--- BEGIN ---

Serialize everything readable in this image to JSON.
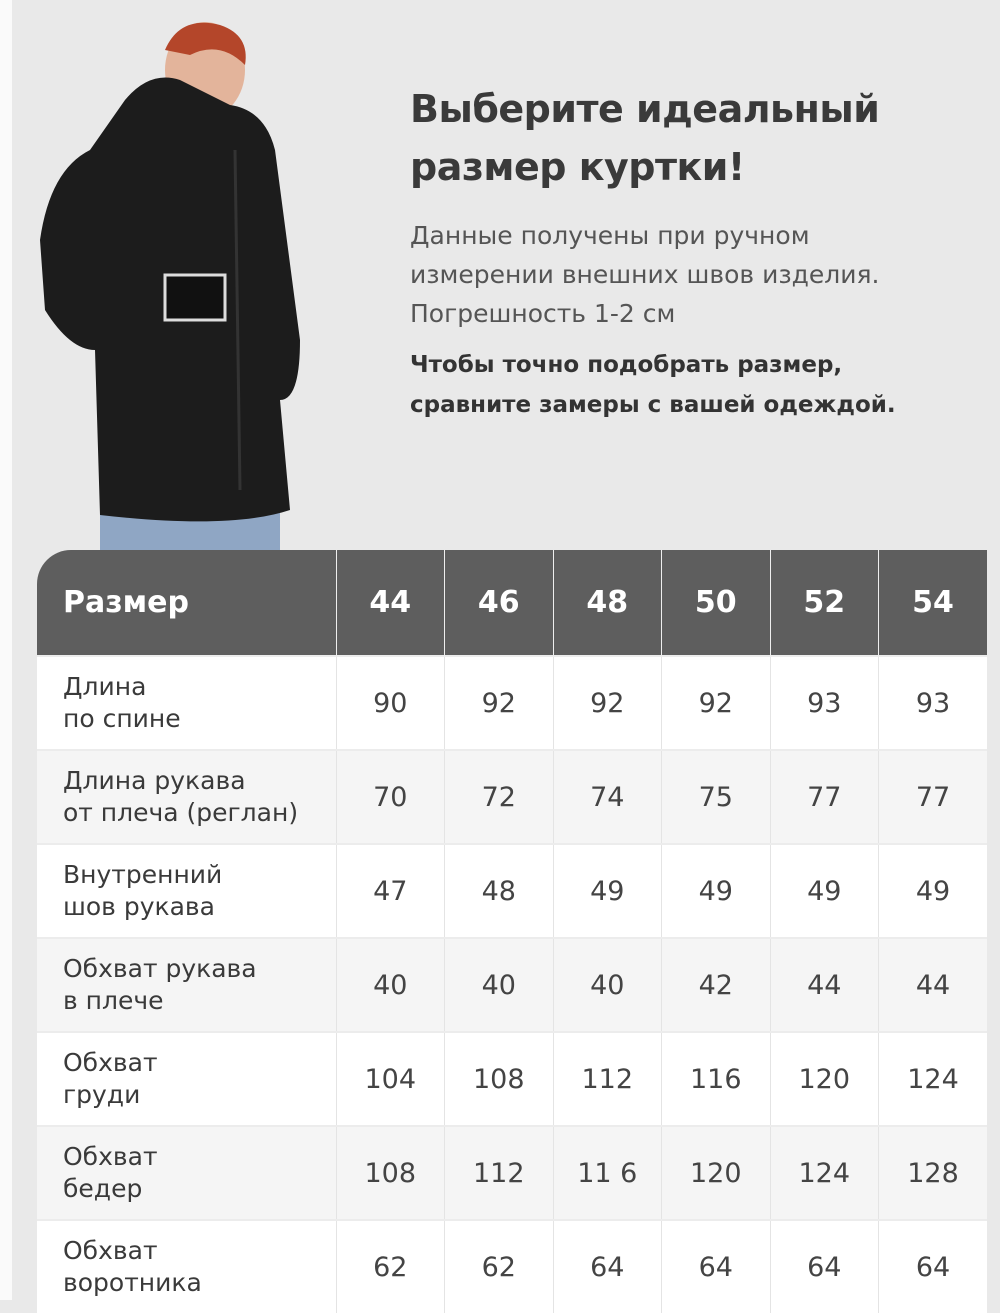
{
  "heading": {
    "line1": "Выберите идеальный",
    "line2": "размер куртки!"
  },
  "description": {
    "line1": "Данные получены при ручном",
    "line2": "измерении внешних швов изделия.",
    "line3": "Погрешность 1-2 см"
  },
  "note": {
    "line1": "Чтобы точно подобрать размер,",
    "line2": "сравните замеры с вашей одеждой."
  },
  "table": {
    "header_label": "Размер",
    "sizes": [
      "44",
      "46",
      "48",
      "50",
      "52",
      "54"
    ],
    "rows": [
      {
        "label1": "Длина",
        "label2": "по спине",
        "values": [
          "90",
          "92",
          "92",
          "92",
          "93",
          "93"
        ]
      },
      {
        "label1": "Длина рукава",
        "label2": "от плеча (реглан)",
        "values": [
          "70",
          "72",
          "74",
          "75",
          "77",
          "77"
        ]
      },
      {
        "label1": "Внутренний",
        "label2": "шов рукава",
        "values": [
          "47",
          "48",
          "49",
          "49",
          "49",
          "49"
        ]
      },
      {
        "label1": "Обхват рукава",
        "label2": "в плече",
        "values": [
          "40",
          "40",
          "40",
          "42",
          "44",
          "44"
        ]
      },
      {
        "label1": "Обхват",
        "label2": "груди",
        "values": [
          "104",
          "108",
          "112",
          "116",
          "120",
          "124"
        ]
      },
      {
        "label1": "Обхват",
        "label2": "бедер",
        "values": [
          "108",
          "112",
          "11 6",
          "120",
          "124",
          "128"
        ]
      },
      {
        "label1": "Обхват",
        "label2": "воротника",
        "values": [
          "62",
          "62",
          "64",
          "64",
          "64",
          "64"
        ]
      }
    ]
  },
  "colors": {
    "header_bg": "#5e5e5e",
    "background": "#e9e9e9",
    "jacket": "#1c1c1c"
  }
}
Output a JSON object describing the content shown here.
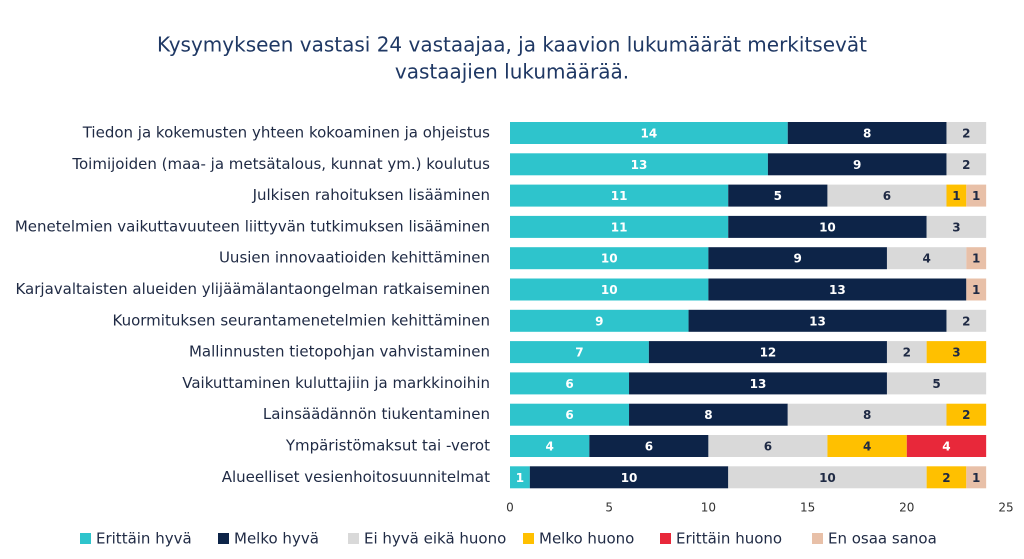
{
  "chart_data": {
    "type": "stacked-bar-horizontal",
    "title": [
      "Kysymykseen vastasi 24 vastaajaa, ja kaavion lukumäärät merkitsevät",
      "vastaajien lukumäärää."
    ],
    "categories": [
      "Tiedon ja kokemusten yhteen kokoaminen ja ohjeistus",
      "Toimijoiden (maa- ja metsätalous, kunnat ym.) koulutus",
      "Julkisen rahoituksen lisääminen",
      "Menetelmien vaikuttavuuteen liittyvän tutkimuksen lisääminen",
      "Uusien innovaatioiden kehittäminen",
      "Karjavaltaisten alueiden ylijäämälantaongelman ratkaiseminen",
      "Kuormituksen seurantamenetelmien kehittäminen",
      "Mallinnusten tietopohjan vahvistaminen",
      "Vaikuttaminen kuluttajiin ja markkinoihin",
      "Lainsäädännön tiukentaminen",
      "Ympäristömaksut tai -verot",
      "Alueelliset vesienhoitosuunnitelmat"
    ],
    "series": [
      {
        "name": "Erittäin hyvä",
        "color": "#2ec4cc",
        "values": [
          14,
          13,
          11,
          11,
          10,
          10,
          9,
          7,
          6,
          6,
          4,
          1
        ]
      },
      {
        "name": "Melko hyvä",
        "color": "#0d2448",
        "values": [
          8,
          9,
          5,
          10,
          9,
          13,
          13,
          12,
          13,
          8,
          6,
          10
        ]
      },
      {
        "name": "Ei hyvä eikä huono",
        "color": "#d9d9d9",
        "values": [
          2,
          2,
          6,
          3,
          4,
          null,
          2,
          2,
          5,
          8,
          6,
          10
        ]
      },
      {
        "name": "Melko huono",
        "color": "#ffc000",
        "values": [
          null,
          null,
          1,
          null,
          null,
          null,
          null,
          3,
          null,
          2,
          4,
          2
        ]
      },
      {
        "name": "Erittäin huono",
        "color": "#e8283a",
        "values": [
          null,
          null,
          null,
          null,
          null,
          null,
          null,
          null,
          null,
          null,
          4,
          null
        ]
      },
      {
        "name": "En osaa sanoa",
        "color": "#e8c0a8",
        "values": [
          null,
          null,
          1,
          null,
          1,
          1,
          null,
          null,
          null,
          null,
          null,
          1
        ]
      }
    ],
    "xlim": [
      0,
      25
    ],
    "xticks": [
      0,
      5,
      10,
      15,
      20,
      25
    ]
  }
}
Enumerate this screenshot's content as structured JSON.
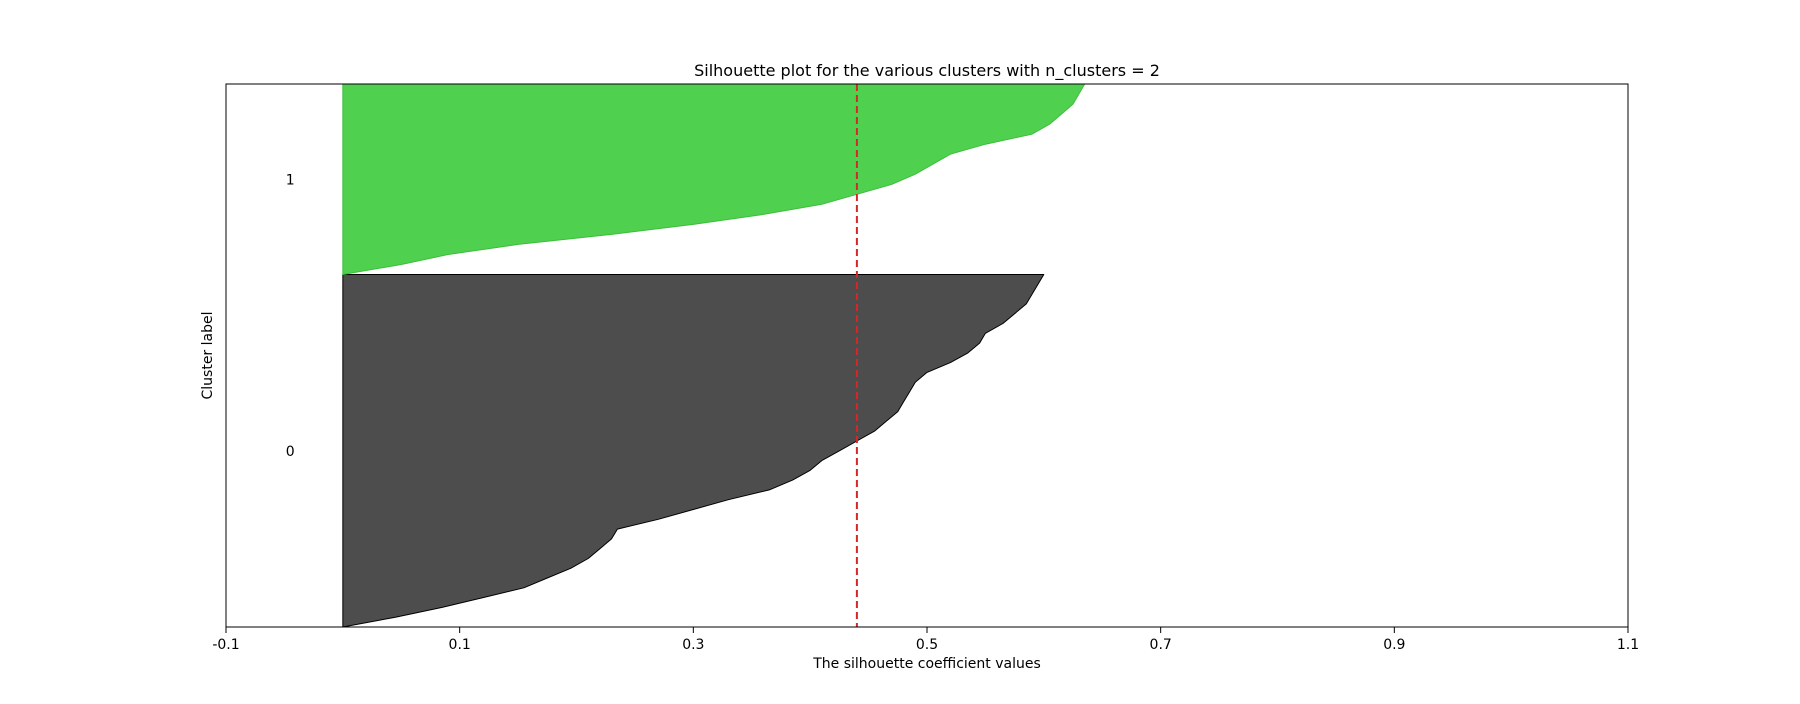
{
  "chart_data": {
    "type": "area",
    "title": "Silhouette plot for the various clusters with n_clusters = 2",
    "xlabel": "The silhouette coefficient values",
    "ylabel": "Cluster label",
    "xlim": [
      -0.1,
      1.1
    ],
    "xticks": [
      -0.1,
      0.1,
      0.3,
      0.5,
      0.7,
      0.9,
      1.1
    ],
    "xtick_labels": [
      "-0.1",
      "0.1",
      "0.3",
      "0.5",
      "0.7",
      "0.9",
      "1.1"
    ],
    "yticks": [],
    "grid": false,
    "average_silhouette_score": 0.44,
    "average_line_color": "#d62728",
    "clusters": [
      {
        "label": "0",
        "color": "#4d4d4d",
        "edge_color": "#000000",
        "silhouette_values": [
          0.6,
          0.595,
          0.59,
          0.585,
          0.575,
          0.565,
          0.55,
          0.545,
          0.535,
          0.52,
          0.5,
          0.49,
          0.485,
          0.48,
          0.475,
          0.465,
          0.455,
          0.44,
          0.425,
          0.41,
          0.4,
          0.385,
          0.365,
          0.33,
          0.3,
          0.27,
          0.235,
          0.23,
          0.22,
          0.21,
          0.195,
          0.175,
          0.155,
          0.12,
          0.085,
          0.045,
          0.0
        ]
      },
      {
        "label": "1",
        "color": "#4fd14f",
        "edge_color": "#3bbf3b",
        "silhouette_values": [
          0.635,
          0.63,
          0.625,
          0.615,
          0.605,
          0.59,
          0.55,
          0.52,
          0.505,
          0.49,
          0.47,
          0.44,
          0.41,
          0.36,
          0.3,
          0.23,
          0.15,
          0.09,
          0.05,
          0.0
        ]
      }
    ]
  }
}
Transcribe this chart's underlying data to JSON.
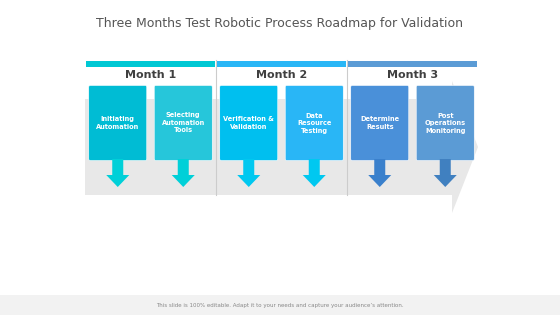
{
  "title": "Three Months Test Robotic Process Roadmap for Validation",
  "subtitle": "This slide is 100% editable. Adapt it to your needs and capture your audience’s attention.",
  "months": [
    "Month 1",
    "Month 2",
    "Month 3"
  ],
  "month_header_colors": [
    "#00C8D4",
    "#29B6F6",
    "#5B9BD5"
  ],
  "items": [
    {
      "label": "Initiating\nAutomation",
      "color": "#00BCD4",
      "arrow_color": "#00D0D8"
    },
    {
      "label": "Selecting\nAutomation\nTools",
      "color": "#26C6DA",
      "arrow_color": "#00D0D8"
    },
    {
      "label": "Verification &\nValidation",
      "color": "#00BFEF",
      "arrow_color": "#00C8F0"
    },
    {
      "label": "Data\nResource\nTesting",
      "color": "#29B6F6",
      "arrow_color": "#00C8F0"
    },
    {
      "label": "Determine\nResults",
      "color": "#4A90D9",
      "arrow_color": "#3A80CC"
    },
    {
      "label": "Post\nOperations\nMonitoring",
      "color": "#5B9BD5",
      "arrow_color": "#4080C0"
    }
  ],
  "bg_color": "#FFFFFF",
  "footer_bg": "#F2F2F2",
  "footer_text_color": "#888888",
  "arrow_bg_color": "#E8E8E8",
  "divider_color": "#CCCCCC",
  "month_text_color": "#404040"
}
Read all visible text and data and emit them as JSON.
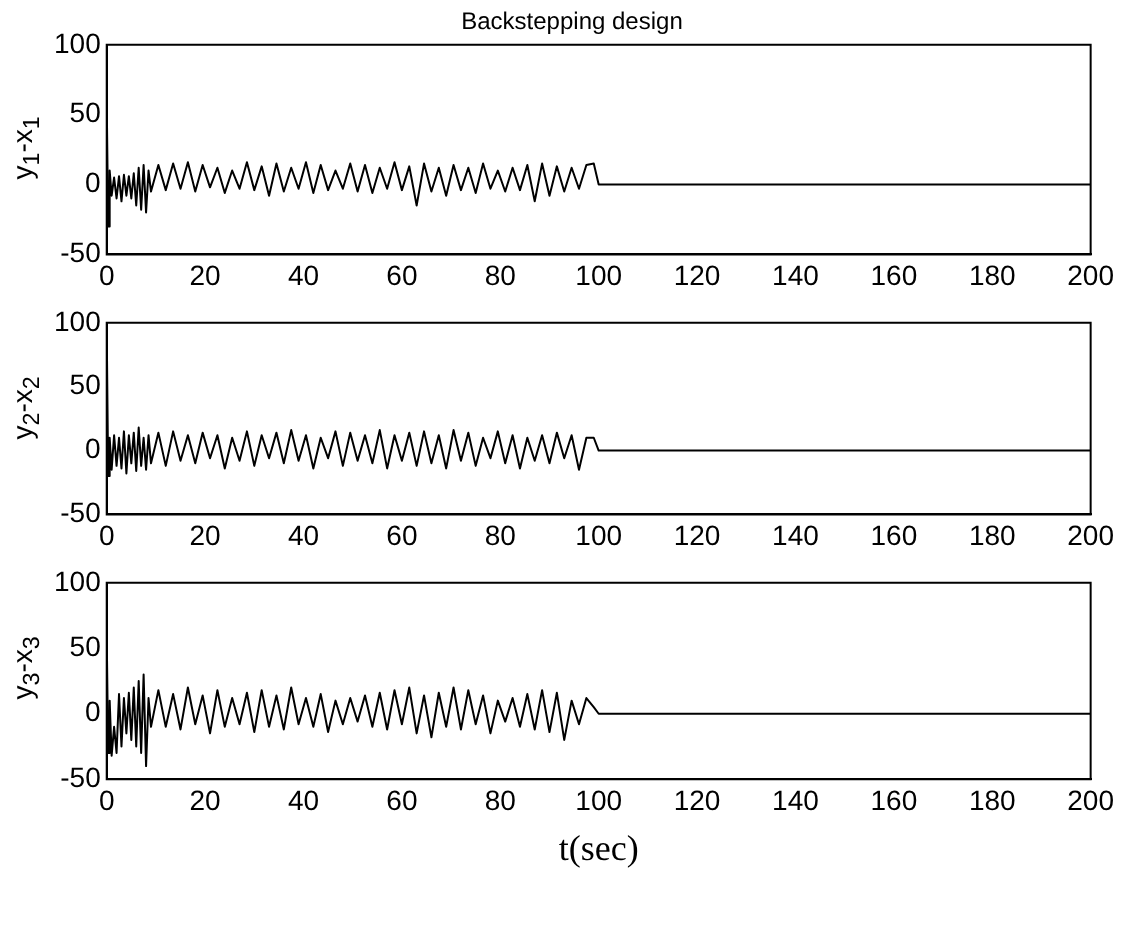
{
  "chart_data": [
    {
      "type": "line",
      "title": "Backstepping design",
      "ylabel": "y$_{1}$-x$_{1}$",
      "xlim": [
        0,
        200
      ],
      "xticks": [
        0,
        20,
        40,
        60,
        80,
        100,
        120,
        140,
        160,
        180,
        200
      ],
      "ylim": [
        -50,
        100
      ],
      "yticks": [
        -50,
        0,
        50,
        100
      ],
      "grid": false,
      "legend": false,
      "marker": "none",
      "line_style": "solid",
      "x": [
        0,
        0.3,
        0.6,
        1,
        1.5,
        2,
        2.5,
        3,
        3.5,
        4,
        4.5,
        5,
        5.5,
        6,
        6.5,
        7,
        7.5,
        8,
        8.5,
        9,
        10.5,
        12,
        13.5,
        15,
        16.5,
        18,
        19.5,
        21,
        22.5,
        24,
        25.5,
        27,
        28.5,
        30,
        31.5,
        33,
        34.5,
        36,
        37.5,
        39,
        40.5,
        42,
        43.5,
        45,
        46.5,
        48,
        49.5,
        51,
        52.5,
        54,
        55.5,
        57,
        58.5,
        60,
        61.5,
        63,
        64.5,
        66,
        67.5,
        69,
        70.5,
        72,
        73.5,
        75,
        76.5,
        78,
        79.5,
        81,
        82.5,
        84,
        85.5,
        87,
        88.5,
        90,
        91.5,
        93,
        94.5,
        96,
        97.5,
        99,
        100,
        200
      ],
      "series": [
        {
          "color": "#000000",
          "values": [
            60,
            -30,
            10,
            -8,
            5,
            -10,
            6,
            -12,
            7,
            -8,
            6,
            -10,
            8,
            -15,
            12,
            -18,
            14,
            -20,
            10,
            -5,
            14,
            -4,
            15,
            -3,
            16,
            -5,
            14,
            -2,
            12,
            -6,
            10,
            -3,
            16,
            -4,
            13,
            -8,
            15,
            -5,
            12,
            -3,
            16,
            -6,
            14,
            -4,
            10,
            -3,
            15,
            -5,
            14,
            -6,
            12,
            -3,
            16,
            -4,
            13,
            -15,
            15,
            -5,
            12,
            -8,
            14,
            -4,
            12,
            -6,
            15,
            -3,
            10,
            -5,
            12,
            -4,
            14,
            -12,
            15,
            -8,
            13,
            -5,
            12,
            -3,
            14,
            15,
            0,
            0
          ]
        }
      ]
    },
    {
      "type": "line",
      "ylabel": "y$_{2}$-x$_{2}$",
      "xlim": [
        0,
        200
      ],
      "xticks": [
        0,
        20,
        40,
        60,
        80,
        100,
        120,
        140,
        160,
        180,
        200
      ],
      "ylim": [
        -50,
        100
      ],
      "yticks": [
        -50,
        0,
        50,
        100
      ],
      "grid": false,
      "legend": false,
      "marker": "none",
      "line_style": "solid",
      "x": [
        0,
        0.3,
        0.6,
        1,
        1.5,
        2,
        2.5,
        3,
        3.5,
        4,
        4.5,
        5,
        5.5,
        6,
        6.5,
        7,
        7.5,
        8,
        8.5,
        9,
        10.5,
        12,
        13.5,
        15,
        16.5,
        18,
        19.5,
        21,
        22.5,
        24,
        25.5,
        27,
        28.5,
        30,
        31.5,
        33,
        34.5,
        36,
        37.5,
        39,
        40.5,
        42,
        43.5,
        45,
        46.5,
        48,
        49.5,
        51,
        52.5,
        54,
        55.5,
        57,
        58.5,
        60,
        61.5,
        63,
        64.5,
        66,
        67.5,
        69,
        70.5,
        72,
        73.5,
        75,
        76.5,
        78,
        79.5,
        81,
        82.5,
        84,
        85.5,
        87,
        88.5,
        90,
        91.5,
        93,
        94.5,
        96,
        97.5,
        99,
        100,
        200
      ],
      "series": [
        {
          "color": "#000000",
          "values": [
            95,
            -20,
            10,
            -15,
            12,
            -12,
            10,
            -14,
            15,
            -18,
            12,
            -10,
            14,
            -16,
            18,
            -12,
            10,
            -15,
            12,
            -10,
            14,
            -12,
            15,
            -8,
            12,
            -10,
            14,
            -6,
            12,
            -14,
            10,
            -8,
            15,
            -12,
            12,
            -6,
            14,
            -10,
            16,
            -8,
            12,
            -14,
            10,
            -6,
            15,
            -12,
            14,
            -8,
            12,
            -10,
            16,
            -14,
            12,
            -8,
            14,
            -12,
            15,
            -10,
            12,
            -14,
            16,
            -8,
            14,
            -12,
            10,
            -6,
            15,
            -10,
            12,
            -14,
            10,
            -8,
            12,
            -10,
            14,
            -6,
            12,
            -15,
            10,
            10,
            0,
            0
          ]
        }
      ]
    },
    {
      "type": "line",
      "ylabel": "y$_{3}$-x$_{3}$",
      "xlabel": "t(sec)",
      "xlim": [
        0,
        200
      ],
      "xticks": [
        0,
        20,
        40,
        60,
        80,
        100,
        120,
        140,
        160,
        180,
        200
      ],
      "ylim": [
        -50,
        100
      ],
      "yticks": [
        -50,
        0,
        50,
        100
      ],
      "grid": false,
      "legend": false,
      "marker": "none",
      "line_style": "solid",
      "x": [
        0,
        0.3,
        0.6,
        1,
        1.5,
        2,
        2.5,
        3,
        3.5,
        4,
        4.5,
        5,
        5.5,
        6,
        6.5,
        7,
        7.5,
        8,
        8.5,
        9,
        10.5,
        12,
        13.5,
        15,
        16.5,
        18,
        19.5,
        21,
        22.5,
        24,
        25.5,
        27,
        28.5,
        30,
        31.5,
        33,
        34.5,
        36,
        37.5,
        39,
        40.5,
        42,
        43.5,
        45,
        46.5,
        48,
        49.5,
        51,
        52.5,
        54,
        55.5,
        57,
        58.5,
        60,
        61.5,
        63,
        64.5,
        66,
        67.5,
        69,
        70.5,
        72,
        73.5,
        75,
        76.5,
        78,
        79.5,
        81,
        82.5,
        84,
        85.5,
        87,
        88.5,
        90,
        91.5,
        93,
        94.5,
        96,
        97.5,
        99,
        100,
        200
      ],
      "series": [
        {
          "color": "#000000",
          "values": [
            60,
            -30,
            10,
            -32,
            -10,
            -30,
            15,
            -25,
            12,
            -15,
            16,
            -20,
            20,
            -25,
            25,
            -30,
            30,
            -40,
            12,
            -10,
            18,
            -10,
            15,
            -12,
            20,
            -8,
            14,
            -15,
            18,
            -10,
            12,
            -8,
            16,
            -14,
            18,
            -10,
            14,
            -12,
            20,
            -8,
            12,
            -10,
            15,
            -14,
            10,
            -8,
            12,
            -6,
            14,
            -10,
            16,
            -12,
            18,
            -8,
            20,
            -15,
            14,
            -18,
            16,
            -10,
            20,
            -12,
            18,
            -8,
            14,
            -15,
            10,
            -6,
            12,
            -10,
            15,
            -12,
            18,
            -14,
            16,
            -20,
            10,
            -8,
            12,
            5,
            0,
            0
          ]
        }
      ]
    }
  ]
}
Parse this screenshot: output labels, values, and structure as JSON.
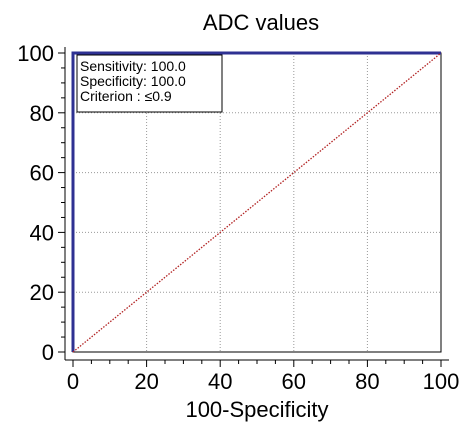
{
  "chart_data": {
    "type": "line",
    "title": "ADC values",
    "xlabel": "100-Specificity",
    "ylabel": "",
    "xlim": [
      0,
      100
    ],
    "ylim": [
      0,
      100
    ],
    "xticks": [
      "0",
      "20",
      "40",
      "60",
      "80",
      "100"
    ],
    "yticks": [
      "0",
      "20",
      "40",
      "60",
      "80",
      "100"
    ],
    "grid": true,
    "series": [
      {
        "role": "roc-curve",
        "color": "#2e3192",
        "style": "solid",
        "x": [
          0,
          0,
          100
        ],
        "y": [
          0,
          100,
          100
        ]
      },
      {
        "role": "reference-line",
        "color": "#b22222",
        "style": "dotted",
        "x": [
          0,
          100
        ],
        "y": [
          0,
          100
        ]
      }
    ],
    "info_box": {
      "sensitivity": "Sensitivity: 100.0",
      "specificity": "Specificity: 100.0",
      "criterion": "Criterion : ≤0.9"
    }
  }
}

--- END ---

WORK TO COMPLETE =>
From the data, list each line in which the string "xlabel" appears.

CORRECT RESPONSE =>
    "xlabel": "The silhouette coefficient values",
      "xlabel": "t(sec)",
    "xlabel": "100-Specificity",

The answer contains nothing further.